• SHORT TASK: Report every line in the listing that contains the string "with".

• EXTRACTED INFORMATION:
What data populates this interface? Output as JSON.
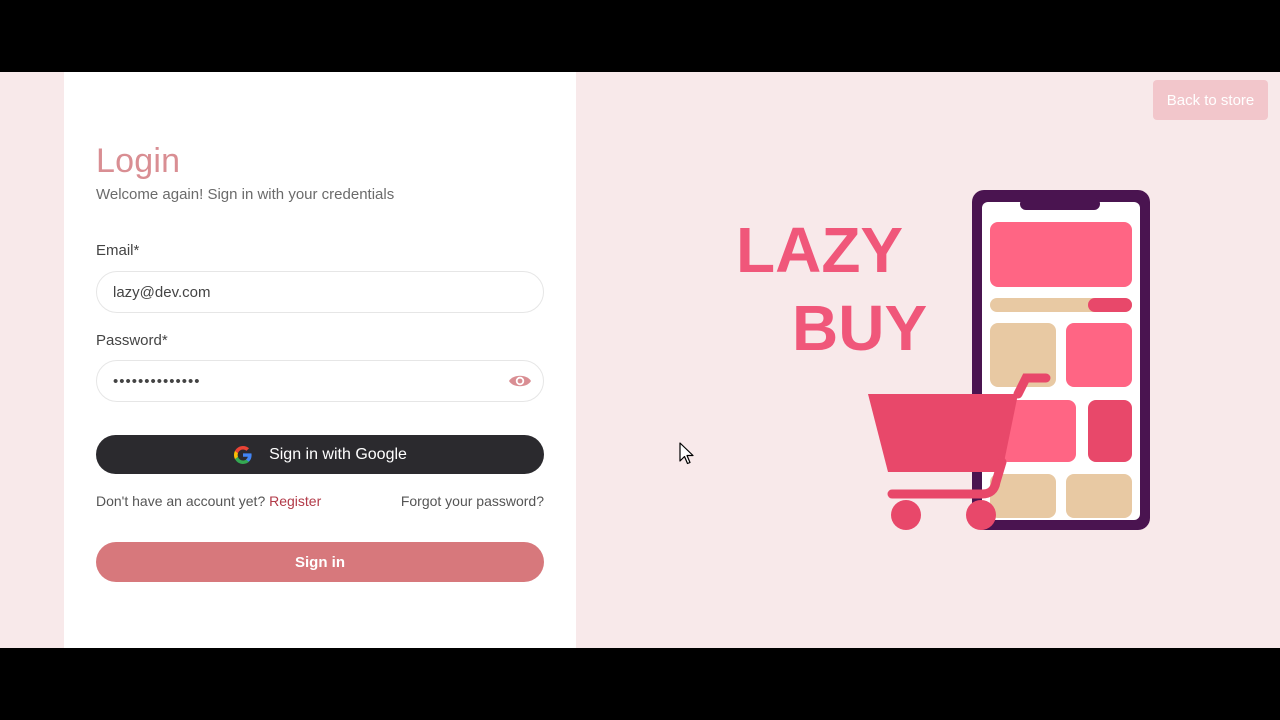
{
  "login": {
    "title": "Login",
    "subtitle": "Welcome again! Sign in with your credentials",
    "email_label": "Email*",
    "email_value": "lazy@dev.com",
    "password_label": "Password*",
    "password_value": "••••••••••••••",
    "google_button_label": "Sign in with Google",
    "no_account_text": "Don't have an account yet?",
    "register_label": "Register",
    "forgot_password_label": "Forgot your password?",
    "signin_button_label": "Sign in"
  },
  "header": {
    "back_to_store_label": "Back to store"
  },
  "illustration": {
    "brand_line1": "LAZY",
    "brand_line2": "BUY"
  },
  "icons": {
    "eye": "eye-icon",
    "google": "google-icon",
    "cursor": "cursor-icon"
  },
  "colors": {
    "accent": "#d98e93",
    "signin_button": "#d7787c",
    "google_button": "#2b2a2e",
    "register_link": "#b23a48",
    "background": "#f8e9ea",
    "brand_pink": "#f0577a",
    "phone_frame": "#4a1450"
  }
}
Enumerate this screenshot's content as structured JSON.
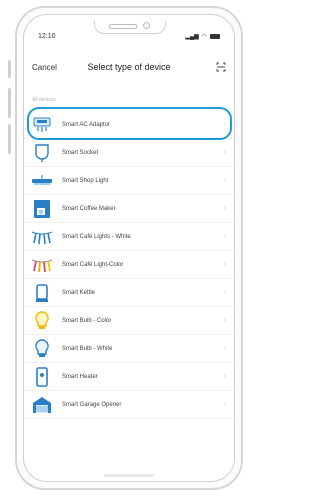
{
  "status_bar": {
    "time": "12:10"
  },
  "nav": {
    "cancel_label": "Cancel",
    "title": "Select type of device"
  },
  "section_label": "All devices",
  "devices": [
    {
      "label": "Smart AC Adaptor",
      "icon": "ac-adaptor-icon",
      "selected": true
    },
    {
      "label": "Smart Socket",
      "icon": "socket-icon"
    },
    {
      "label": "Smart Shop Light",
      "icon": "shop-light-icon"
    },
    {
      "label": "Smart Coffee Maker",
      "icon": "coffee-maker-icon"
    },
    {
      "label": "Smart Café Lights - White",
      "icon": "cafe-lights-white-icon"
    },
    {
      "label": "Smart Café Light-Color",
      "icon": "cafe-lights-color-icon"
    },
    {
      "label": "Smart Kettle",
      "icon": "kettle-icon"
    },
    {
      "label": "Smart Bulb - Color",
      "icon": "bulb-color-icon"
    },
    {
      "label": "Smart Bulb - White",
      "icon": "bulb-white-icon"
    },
    {
      "label": "Smart Heater",
      "icon": "heater-icon"
    },
    {
      "label": "Smart Garage Opener",
      "icon": "garage-opener-icon"
    }
  ],
  "colors": {
    "accent": "#1f9bd6",
    "icon_blue": "#2a7fc4"
  }
}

• CORRECT RESULT:
    "subtitle": "Welcome again! Sign in with your credentials",
    "google_button_label": "Sign in with Google",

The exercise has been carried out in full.